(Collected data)
>> Start

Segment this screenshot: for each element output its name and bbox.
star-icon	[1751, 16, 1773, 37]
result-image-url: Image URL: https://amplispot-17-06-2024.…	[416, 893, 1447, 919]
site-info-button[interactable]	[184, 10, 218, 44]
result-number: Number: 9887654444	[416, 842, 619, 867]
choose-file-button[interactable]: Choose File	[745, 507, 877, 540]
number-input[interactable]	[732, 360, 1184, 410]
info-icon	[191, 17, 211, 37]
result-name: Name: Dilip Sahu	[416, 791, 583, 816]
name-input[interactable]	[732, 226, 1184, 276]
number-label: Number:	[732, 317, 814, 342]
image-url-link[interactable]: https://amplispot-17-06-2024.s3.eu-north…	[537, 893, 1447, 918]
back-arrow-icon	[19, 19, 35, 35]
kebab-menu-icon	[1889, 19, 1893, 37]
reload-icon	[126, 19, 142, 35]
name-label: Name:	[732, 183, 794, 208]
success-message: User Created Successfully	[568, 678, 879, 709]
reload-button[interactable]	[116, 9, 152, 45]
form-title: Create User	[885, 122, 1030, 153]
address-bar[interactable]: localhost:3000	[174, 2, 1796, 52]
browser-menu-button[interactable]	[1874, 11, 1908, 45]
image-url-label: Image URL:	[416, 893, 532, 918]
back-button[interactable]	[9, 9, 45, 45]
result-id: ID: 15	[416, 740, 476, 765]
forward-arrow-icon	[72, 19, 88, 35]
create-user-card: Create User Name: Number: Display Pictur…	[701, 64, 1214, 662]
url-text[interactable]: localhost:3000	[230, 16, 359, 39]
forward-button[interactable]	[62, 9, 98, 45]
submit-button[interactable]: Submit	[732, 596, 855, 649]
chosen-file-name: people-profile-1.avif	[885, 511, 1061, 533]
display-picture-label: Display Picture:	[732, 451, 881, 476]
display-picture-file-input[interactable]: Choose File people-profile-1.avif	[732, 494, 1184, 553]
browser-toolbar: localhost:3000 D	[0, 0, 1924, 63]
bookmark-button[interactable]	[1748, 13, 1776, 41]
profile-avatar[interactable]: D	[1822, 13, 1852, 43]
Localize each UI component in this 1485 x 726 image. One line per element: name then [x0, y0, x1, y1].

>> End
>> Start

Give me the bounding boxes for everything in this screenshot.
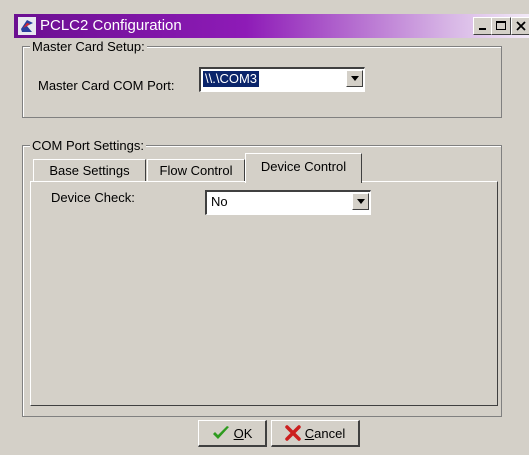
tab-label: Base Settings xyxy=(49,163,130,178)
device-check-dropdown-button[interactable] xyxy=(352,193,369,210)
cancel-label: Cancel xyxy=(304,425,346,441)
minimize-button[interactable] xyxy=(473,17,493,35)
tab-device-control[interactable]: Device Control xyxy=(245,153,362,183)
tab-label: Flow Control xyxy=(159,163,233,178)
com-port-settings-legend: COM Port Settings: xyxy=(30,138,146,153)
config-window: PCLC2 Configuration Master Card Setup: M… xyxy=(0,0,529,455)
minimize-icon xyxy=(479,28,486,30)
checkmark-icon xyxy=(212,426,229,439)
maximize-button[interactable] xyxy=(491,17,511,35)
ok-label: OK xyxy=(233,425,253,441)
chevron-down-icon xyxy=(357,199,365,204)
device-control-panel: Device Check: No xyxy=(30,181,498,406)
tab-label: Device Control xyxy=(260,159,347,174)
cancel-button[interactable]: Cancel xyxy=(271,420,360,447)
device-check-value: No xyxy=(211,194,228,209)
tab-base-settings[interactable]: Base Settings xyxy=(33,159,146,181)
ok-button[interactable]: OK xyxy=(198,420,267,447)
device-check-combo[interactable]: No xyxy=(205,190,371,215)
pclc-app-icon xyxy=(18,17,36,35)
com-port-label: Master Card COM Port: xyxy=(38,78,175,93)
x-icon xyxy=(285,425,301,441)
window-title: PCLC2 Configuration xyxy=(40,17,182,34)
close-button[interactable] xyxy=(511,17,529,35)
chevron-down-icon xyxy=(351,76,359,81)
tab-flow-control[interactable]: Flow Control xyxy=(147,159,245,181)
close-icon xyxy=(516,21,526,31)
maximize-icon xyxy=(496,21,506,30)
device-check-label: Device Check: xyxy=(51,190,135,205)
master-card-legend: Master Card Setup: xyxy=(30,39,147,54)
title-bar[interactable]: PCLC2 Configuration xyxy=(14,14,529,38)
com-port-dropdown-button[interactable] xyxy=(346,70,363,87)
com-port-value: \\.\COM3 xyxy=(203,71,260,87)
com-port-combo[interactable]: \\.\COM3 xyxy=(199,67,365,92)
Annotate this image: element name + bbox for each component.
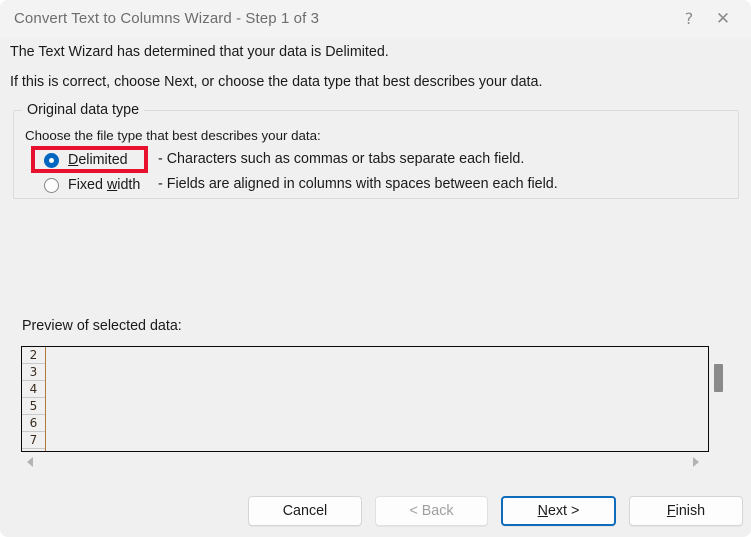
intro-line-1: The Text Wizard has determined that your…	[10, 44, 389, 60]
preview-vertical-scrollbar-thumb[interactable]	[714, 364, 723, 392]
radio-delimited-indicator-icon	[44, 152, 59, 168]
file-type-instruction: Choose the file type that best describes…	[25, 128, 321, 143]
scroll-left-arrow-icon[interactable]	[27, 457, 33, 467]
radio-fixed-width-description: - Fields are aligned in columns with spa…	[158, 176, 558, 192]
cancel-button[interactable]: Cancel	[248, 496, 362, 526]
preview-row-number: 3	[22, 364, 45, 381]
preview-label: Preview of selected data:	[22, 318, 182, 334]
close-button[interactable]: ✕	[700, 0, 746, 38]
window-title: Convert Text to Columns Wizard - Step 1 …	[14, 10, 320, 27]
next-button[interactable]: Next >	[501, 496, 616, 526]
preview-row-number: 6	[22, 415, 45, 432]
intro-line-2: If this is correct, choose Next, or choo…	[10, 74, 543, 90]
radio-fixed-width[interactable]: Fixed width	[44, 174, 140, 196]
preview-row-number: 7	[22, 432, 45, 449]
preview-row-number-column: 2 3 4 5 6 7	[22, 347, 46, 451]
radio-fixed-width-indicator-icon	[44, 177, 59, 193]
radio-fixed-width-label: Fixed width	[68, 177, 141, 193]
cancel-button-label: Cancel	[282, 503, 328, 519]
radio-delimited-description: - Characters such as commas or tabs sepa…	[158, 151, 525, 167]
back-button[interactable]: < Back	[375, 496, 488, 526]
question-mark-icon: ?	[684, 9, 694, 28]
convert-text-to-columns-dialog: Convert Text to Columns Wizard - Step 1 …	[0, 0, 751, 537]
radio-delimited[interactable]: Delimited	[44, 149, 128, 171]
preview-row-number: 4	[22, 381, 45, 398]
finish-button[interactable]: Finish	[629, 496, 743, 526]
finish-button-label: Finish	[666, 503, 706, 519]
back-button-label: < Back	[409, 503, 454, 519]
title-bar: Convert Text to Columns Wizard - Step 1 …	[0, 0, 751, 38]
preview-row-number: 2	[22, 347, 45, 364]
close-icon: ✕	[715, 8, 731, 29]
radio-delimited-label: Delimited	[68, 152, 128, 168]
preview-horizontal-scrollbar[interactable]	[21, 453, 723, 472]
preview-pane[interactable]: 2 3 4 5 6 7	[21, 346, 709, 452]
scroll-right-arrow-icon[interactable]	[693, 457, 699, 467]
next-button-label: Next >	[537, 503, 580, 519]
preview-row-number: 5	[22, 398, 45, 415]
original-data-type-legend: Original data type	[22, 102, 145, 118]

>> End
>> Start

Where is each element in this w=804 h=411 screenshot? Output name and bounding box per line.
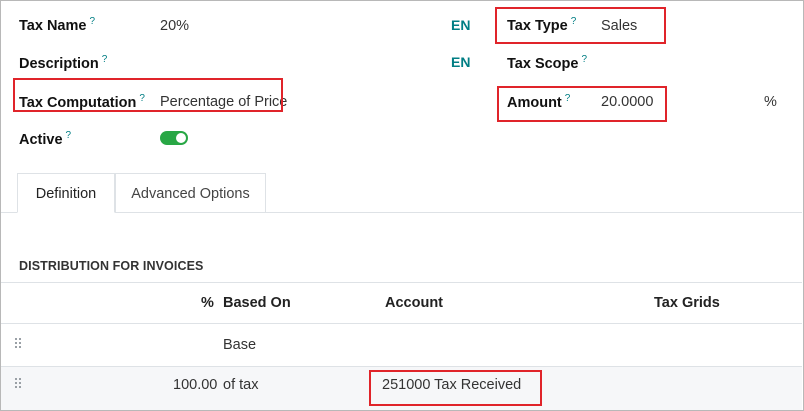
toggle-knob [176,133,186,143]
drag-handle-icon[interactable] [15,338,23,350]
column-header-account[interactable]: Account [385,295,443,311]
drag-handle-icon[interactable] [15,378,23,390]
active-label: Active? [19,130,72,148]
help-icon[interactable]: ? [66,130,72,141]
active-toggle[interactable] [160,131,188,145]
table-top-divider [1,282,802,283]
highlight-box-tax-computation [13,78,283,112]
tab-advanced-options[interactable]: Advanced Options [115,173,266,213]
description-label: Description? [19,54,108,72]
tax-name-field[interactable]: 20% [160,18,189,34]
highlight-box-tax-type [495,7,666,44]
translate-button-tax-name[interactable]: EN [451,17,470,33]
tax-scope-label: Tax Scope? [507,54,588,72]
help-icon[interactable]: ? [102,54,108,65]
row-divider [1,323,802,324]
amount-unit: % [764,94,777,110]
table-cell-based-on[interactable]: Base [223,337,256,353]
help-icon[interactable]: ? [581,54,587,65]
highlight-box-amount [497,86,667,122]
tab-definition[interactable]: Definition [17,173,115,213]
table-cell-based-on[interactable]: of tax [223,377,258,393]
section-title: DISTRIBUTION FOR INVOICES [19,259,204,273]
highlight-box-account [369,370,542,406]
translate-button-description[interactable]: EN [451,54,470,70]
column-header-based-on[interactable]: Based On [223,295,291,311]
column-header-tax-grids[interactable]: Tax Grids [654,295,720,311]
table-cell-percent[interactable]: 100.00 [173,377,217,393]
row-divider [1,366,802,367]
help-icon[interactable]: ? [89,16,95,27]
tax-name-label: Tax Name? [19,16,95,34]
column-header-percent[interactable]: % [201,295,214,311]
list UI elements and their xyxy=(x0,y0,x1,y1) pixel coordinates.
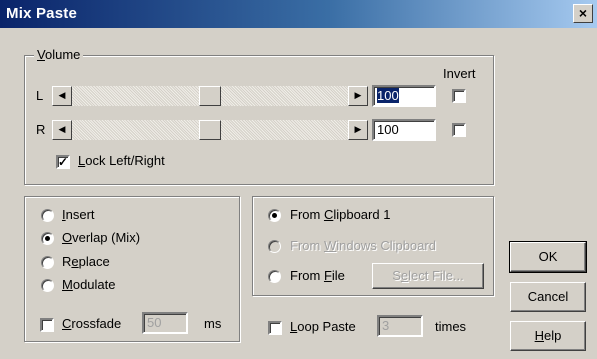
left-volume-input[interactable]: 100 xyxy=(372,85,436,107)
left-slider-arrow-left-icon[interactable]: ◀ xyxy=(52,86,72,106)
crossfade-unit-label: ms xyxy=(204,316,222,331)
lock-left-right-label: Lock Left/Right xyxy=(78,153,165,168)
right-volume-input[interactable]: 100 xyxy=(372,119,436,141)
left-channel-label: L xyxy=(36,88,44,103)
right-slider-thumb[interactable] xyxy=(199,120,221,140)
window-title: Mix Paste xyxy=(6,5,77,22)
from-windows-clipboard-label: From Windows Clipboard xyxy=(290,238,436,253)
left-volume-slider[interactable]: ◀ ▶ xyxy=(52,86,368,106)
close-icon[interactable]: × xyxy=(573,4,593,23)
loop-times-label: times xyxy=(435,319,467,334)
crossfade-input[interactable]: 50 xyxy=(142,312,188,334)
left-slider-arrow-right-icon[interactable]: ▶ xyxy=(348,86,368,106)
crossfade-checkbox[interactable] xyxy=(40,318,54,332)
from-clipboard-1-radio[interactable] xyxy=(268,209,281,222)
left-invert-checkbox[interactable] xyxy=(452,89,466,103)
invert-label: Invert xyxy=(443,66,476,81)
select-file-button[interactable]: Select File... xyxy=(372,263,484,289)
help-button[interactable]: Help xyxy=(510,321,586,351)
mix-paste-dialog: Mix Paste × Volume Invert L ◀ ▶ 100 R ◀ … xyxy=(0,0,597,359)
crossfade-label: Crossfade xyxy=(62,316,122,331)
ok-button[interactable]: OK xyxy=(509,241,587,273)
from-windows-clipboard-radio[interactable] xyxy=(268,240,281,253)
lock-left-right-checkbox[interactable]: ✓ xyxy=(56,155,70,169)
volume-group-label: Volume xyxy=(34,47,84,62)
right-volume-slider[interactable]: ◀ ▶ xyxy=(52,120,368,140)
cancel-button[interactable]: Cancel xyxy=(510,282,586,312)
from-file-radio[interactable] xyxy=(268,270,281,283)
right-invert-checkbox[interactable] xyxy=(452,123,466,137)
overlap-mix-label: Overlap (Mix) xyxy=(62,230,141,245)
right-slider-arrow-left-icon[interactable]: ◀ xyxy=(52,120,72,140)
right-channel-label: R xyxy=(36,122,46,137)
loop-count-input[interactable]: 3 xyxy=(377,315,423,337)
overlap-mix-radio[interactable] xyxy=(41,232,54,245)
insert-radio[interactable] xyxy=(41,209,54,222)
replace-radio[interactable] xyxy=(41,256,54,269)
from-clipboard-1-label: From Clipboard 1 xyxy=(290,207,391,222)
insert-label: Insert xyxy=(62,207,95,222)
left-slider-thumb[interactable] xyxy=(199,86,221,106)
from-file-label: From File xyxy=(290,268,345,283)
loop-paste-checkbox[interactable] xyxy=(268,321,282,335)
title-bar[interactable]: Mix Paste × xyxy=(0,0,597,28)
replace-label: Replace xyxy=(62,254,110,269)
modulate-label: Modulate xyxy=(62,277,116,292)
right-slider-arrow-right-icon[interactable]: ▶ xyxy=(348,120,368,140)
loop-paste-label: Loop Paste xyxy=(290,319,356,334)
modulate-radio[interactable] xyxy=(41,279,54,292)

>> End

What to work on
Copy the lines of the records without any change, starting at the line containing "tab-label: Base Settings" and ending with the line containing "tab-label: Flow Control", including both.

Full answer
tab-label: Base Settings xyxy=(49,163,130,178)
device-check-dropdown-button[interactable] xyxy=(352,193,369,210)
cancel-label: Cancel xyxy=(304,425,346,441)
minimize-button[interactable] xyxy=(473,17,493,35)
tab-device-control[interactable]: Device Control xyxy=(245,153,362,183)
tab-label: Flow Control xyxy=(159,163,233,178)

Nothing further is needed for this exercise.